What to work on
Review the listing and copy each line that holds the word "Bloomberg".

Record excerpts
____________________
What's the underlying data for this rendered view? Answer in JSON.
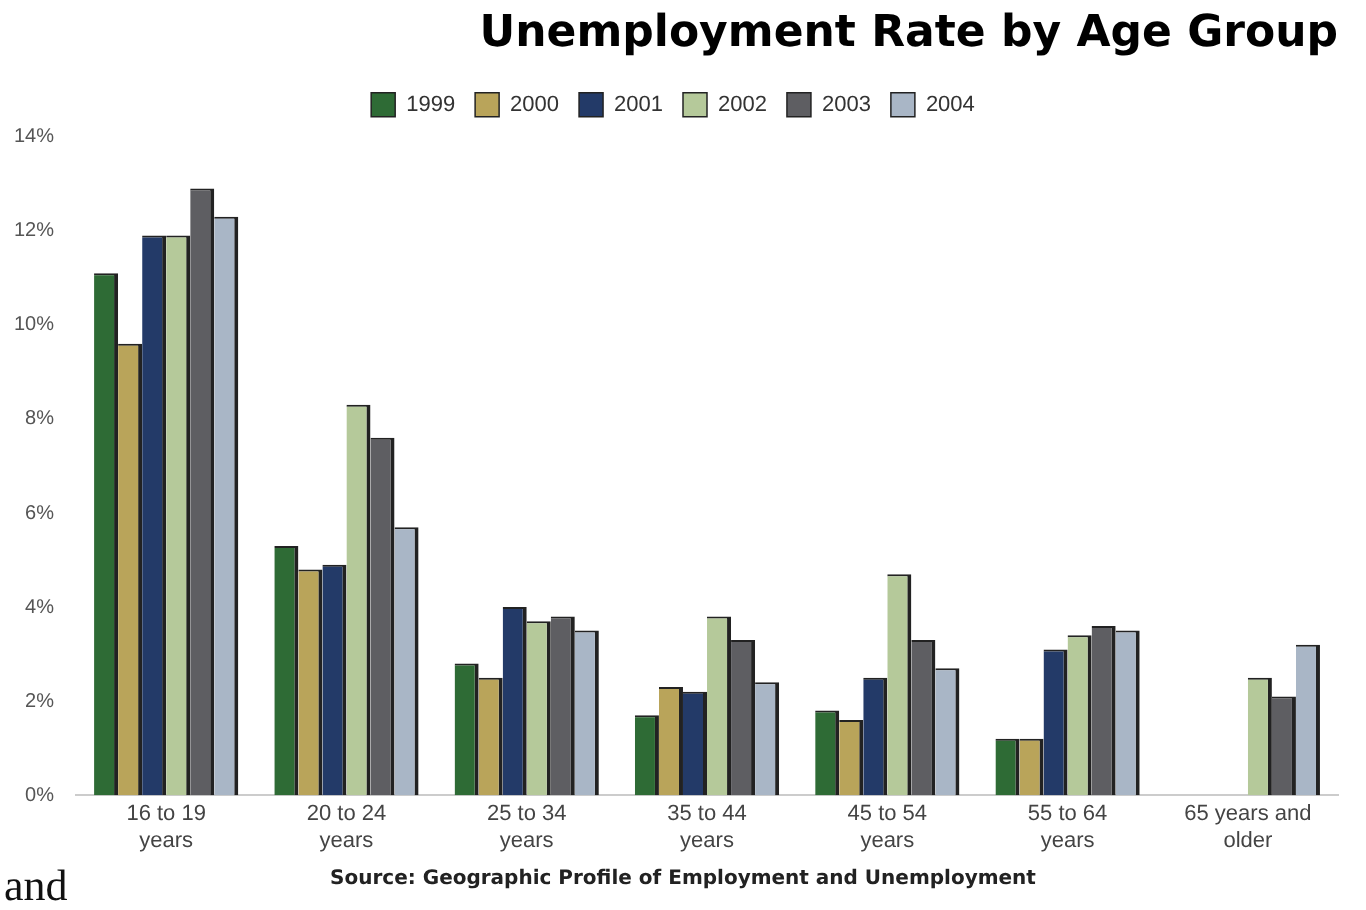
{
  "chart_data": {
    "type": "bar",
    "title": "Unemployment Rate by Age Group",
    "categories": [
      "16 to 19 years",
      "20 to 24 years",
      "25 to 34 years",
      "35 to 44 years",
      "45 to 54 years",
      "55 to 64 years",
      "65 years and older"
    ],
    "series": [
      {
        "name": "1999",
        "color": "#2e6b35",
        "values": [
          11.1,
          5.3,
          2.8,
          1.7,
          1.8,
          1.2,
          null
        ]
      },
      {
        "name": "2000",
        "color": "#b9a45a",
        "values": [
          9.6,
          4.8,
          2.5,
          2.3,
          1.6,
          1.2,
          null
        ]
      },
      {
        "name": "2001",
        "color": "#233a68",
        "values": [
          11.9,
          4.9,
          4.0,
          2.2,
          2.5,
          3.1,
          null
        ]
      },
      {
        "name": "2002",
        "color": "#b5c99a",
        "values": [
          11.9,
          8.3,
          3.7,
          3.8,
          4.7,
          3.4,
          2.5
        ]
      },
      {
        "name": "2003",
        "color": "#5e5e62",
        "values": [
          12.9,
          7.6,
          3.8,
          3.3,
          3.3,
          3.6,
          2.1
        ]
      },
      {
        "name": "2004",
        "color": "#a9b6c6",
        "values": [
          12.3,
          5.7,
          3.5,
          2.4,
          2.7,
          3.5,
          3.2
        ]
      }
    ],
    "ylim": [
      0,
      14
    ],
    "yticks": [
      {
        "value": 0,
        "label": "0%"
      },
      {
        "value": 2,
        "label": "2%"
      },
      {
        "value": 4,
        "label": "4%"
      },
      {
        "value": 6,
        "label": "6%"
      },
      {
        "value": 8,
        "label": "8%"
      },
      {
        "value": 10,
        "label": "10%"
      },
      {
        "value": 12,
        "label": "12%"
      },
      {
        "value": 14,
        "label": "14%"
      }
    ],
    "legend": "top",
    "annotations": [
      "Source: Geographic Profile of Employment and Unemployment",
      "and"
    ]
  }
}
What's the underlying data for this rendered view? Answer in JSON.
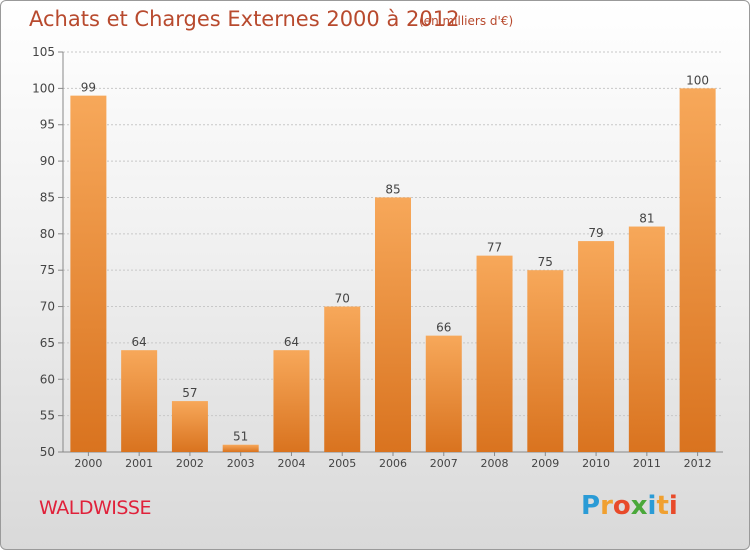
{
  "title": "Achats et Charges Externes 2000 à 2012",
  "unit": "(en milliers d'€)",
  "city": "WALDWISSE",
  "logo": {
    "letters": [
      "P",
      "r",
      "o",
      "x",
      "i",
      "t",
      "i"
    ],
    "colors": [
      "#2a9bd6",
      "#f0a030",
      "#e84a2a",
      "#4aa83a",
      "#2a9bd6",
      "#f0a030",
      "#e84a2a"
    ]
  },
  "colors": {
    "bar_top": "#f7a85a",
    "bar_bottom": "#d9731f",
    "grid": "#c8c8c8",
    "text": "#444444",
    "accent": "#b84a2e"
  },
  "chart_data": {
    "type": "bar",
    "title": "Achats et Charges Externes 2000 à 2012",
    "categories": [
      "2000",
      "2001",
      "2002",
      "2003",
      "2004",
      "2005",
      "2006",
      "2007",
      "2008",
      "2009",
      "2010",
      "2011",
      "2012"
    ],
    "values": [
      99,
      64,
      57,
      51,
      64,
      70,
      85,
      66,
      77,
      75,
      79,
      81,
      100
    ],
    "ylim": [
      50,
      105
    ],
    "yticks": [
      50,
      55,
      60,
      65,
      70,
      75,
      80,
      85,
      90,
      95,
      100,
      105
    ],
    "xlabel": "",
    "ylabel": "",
    "grid": true
  }
}
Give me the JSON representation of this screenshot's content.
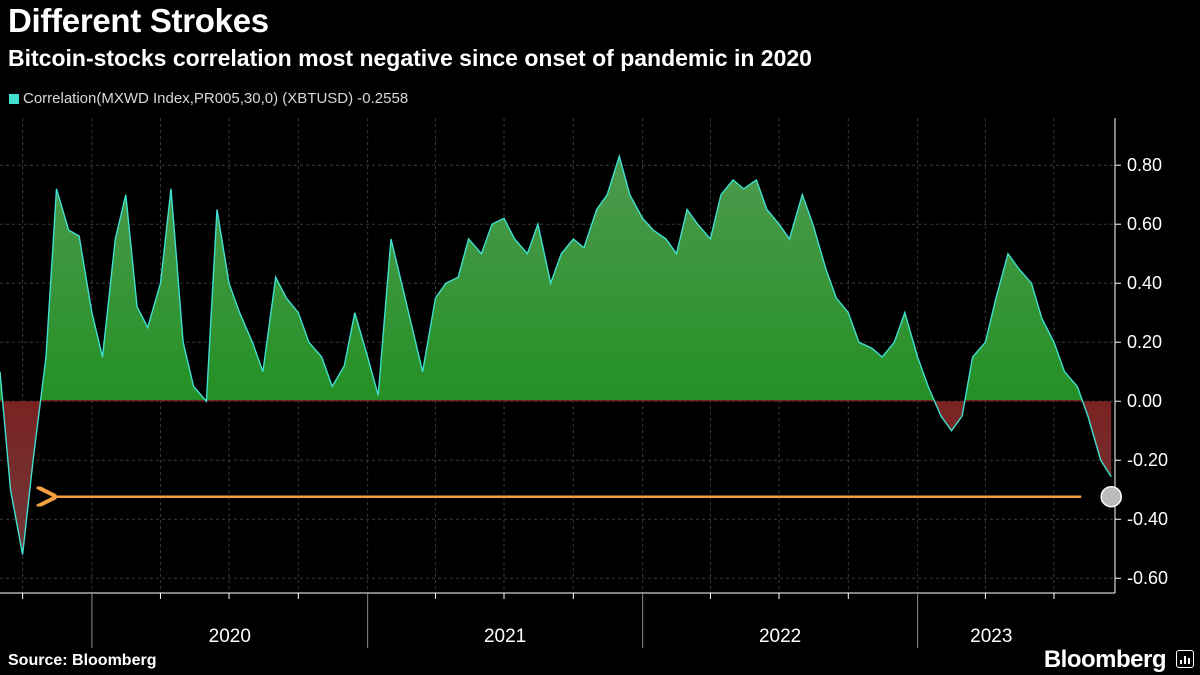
{
  "header": {
    "title": "Different Strokes",
    "subtitle": "Bitcoin-stocks correlation most negative since onset of pandemic in 2020"
  },
  "footer": {
    "source": "Source: Bloomberg",
    "brand": "Bloomberg"
  },
  "colors": {
    "positive_fill": "#0a8a0a",
    "negative_fill": "#8b0000",
    "line": "#40e0d0",
    "arrow": "#f5a040",
    "grid": "#3a3a3a"
  },
  "chart_data": {
    "type": "area",
    "title": "Different Strokes",
    "subtitle": "Bitcoin-stocks correlation most negative since onset of pandemic in 2020",
    "xlabel": "",
    "ylabel": "",
    "ylim": [
      -0.65,
      0.96
    ],
    "xlim": [
      "2019-09-01",
      "2023-09-20"
    ],
    "y_ticks": [
      "0.80",
      "0.60",
      "0.40",
      "0.20",
      "0.00",
      "-0.20",
      "-0.40",
      "-0.60"
    ],
    "y_tick_values": [
      0.8,
      0.6,
      0.4,
      0.2,
      0.0,
      -0.2,
      -0.4,
      -0.6
    ],
    "x_tick_labels": [
      "2020",
      "2021",
      "2022",
      "2023"
    ],
    "grid": true,
    "legend_position": "top-left",
    "series": [
      {
        "name": "Correlation(MXWD Index,PR005,30,0) (XBTUSD)",
        "last_value": "-0.2558",
        "x": [
          "2019-09-01",
          "2019-09-15",
          "2019-10-01",
          "2019-10-15",
          "2019-11-01",
          "2019-11-15",
          "2019-12-01",
          "2019-12-15",
          "2020-01-01",
          "2020-01-15",
          "2020-02-01",
          "2020-02-15",
          "2020-03-01",
          "2020-03-15",
          "2020-04-01",
          "2020-04-15",
          "2020-05-01",
          "2020-05-15",
          "2020-06-01",
          "2020-06-15",
          "2020-07-01",
          "2020-07-15",
          "2020-08-01",
          "2020-08-15",
          "2020-09-01",
          "2020-09-15",
          "2020-10-01",
          "2020-10-15",
          "2020-11-01",
          "2020-11-15",
          "2020-12-01",
          "2020-12-15",
          "2021-01-01",
          "2021-01-15",
          "2021-02-01",
          "2021-02-15",
          "2021-03-01",
          "2021-03-15",
          "2021-04-01",
          "2021-04-15",
          "2021-05-01",
          "2021-05-15",
          "2021-06-01",
          "2021-06-15",
          "2021-07-01",
          "2021-07-15",
          "2021-08-01",
          "2021-08-15",
          "2021-09-01",
          "2021-09-15",
          "2021-10-01",
          "2021-10-15",
          "2021-11-01",
          "2021-11-15",
          "2021-12-01",
          "2021-12-15",
          "2022-01-01",
          "2022-01-15",
          "2022-02-01",
          "2022-02-15",
          "2022-03-01",
          "2022-03-15",
          "2022-04-01",
          "2022-04-15",
          "2022-05-01",
          "2022-05-15",
          "2022-06-01",
          "2022-06-15",
          "2022-07-01",
          "2022-07-15",
          "2022-08-01",
          "2022-08-15",
          "2022-09-01",
          "2022-09-15",
          "2022-10-01",
          "2022-10-15",
          "2022-11-01",
          "2022-11-15",
          "2022-12-01",
          "2022-12-15",
          "2023-01-01",
          "2023-01-15",
          "2023-02-01",
          "2023-02-15",
          "2023-03-01",
          "2023-03-15",
          "2023-04-01",
          "2023-04-15",
          "2023-05-01",
          "2023-05-15",
          "2023-06-01",
          "2023-06-15",
          "2023-07-01",
          "2023-07-15",
          "2023-08-01",
          "2023-08-15",
          "2023-09-01",
          "2023-09-15"
        ],
        "values": [
          0.1,
          -0.3,
          -0.52,
          -0.2,
          0.15,
          0.72,
          0.58,
          0.56,
          0.3,
          0.15,
          0.55,
          0.7,
          0.32,
          0.25,
          0.4,
          0.72,
          0.2,
          0.05,
          0.0,
          0.65,
          0.4,
          0.3,
          0.2,
          0.1,
          0.42,
          0.35,
          0.3,
          0.2,
          0.15,
          0.05,
          0.12,
          0.3,
          0.15,
          0.02,
          0.55,
          0.4,
          0.25,
          0.1,
          0.35,
          0.4,
          0.42,
          0.55,
          0.5,
          0.6,
          0.62,
          0.55,
          0.5,
          0.6,
          0.4,
          0.5,
          0.55,
          0.52,
          0.65,
          0.7,
          0.83,
          0.7,
          0.62,
          0.58,
          0.55,
          0.5,
          0.65,
          0.6,
          0.55,
          0.7,
          0.75,
          0.72,
          0.75,
          0.65,
          0.6,
          0.55,
          0.7,
          0.6,
          0.45,
          0.35,
          0.3,
          0.2,
          0.18,
          0.15,
          0.2,
          0.3,
          0.15,
          0.05,
          -0.05,
          -0.1,
          -0.05,
          0.15,
          0.2,
          0.35,
          0.5,
          0.45,
          0.4,
          0.28,
          0.2,
          0.1,
          0.05,
          -0.05,
          -0.2,
          -0.2558
        ]
      }
    ],
    "annotations": [
      {
        "type": "arrow",
        "from_x": "2023-09-15",
        "to_x": "2019-11-10",
        "y": -0.2558,
        "color": "orange"
      },
      {
        "type": "marker",
        "x": "2023-09-15",
        "y": -0.2558,
        "shape": "circle"
      }
    ]
  }
}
____________________
Result for this task
    "source": "Source: Bloomberg",
    "brand": "Bloomberg"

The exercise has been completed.